## Problem to work on
Without the pictures, set down every line of the data exactly.

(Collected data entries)

————

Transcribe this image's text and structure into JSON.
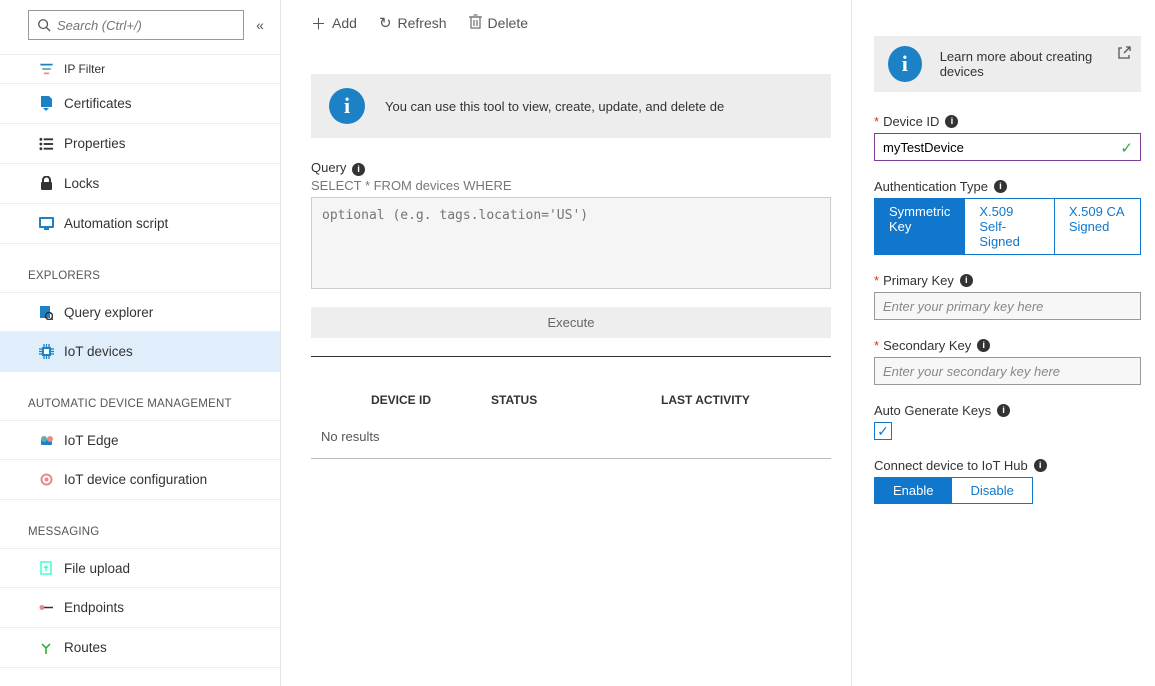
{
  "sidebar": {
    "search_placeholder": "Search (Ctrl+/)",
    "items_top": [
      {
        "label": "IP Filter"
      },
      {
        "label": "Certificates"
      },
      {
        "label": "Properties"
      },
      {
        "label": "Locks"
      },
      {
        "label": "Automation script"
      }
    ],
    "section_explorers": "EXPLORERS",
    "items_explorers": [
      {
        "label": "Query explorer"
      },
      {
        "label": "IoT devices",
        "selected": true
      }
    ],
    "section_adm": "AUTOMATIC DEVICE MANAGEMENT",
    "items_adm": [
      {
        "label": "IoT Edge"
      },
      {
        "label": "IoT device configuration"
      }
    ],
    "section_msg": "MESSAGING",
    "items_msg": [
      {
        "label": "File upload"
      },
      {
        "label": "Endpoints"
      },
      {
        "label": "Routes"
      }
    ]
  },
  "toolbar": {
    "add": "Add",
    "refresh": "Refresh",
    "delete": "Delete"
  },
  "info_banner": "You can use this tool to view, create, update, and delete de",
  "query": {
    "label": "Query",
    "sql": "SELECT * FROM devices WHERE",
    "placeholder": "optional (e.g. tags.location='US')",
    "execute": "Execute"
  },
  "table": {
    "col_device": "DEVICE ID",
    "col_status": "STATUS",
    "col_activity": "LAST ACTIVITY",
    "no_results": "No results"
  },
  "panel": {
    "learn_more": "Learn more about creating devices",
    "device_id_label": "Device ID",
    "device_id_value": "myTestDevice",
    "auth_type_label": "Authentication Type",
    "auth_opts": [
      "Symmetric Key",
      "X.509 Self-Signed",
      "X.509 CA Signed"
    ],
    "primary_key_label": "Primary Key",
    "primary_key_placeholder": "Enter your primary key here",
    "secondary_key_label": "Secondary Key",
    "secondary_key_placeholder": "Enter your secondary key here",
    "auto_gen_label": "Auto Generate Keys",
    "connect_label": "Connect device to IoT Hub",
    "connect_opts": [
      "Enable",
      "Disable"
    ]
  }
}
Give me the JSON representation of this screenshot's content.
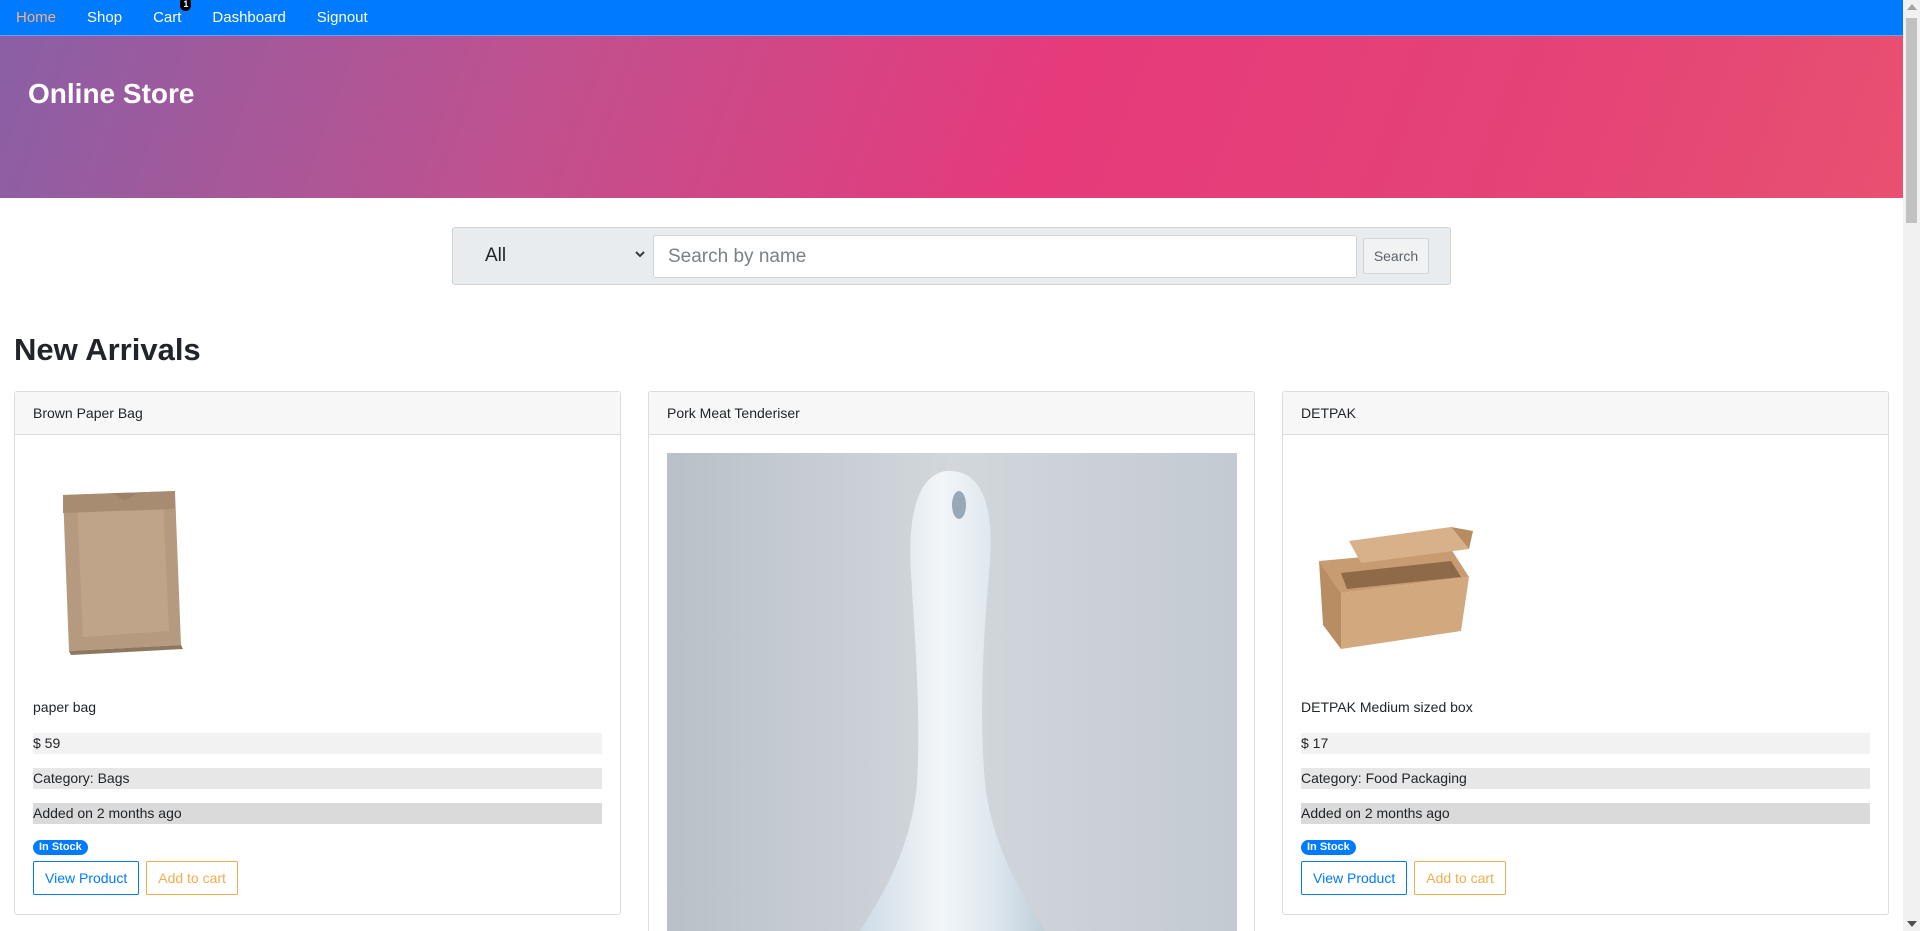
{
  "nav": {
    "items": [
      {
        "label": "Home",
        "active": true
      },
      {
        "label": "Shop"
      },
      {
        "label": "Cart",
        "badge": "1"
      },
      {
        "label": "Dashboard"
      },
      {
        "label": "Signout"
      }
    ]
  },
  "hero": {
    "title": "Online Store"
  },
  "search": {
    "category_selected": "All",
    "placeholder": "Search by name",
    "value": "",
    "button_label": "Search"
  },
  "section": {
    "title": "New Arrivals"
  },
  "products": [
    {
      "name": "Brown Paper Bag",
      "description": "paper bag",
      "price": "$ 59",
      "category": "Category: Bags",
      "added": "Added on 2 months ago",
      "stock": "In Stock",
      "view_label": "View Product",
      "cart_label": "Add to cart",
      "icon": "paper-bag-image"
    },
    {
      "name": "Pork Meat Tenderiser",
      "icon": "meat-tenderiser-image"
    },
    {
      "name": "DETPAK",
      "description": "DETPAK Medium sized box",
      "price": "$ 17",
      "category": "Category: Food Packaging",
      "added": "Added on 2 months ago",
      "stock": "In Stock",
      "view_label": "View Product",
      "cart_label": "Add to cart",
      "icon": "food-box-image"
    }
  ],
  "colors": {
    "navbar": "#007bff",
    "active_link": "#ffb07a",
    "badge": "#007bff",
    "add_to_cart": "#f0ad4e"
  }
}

————

## Worked solution
Transcribe this image's text and structure into JSON.
{
  "sidebar": {
    "search_placeholder": "Search (Ctrl+/)",
    "items_top": [
      {
        "label": "IP Filter"
      },
      {
        "label": "Certificates"
      },
      {
        "label": "Properties"
      },
      {
        "label": "Locks"
      },
      {
        "label": "Automation script"
      }
    ],
    "section_explorers": "EXPLORERS",
    "items_explorers": [
      {
        "label": "Query explorer"
      },
      {
        "label": "IoT devices",
        "selected": true
      }
    ],
    "section_adm": "AUTOMATIC DEVICE MANAGEMENT",
    "items_adm": [
      {
        "label": "IoT Edge"
      },
      {
        "label": "IoT device configuration"
      }
    ],
    "section_msg": "MESSAGING",
    "items_msg": [
      {
        "label": "File upload"
      },
      {
        "label": "Endpoints"
      },
      {
        "label": "Routes"
      }
    ]
  },
  "toolbar": {
    "add": "Add",
    "refresh": "Refresh",
    "delete": "Delete"
  },
  "info_banner": "You can use this tool to view, create, update, and delete de",
  "query": {
    "label": "Query",
    "sql": "SELECT * FROM devices WHERE",
    "placeholder": "optional (e.g. tags.location='US')",
    "execute": "Execute"
  },
  "table": {
    "col_device": "DEVICE ID",
    "col_status": "STATUS",
    "col_activity": "LAST ACTIVITY",
    "no_results": "No results"
  },
  "panel": {
    "learn_more": "Learn more about creating devices",
    "device_id_label": "Device ID",
    "device_id_value": "myTestDevice",
    "auth_type_label": "Authentication Type",
    "auth_opts": [
      "Symmetric Key",
      "X.509 Self-Signed",
      "X.509 CA Signed"
    ],
    "primary_key_label": "Primary Key",
    "primary_key_placeholder": "Enter your primary key here",
    "secondary_key_label": "Secondary Key",
    "secondary_key_placeholder": "Enter your secondary key here",
    "auto_gen_label": "Auto Generate Keys",
    "connect_label": "Connect device to IoT Hub",
    "connect_opts": [
      "Enable",
      "Disable"
    ]
  }
}
Give me the JSON representation of this screenshot's content.
{
  "nav": {
    "items": [
      {
        "label": "Home",
        "active": true
      },
      {
        "label": "Shop"
      },
      {
        "label": "Cart",
        "badge": "1"
      },
      {
        "label": "Dashboard"
      },
      {
        "label": "Signout"
      }
    ]
  },
  "hero": {
    "title": "Online Store"
  },
  "search": {
    "category_selected": "All",
    "placeholder": "Search by name",
    "value": "",
    "button_label": "Search"
  },
  "section": {
    "title": "New Arrivals"
  },
  "products": [
    {
      "name": "Brown Paper Bag",
      "description": "paper bag",
      "price": "$ 59",
      "category": "Category: Bags",
      "added": "Added on 2 months ago",
      "stock": "In Stock",
      "view_label": "View Product",
      "cart_label": "Add to cart",
      "icon": "paper-bag-image"
    },
    {
      "name": "Pork Meat Tenderiser",
      "icon": "meat-tenderiser-image"
    },
    {
      "name": "DETPAK",
      "description": "DETPAK Medium sized box",
      "price": "$ 17",
      "category": "Category: Food Packaging",
      "added": "Added on 2 months ago",
      "stock": "In Stock",
      "view_label": "View Product",
      "cart_label": "Add to cart",
      "icon": "food-box-image"
    }
  ],
  "colors": {
    "navbar": "#007bff",
    "active_link": "#ffb07a",
    "badge": "#007bff",
    "add_to_cart": "#f0ad4e"
  }
}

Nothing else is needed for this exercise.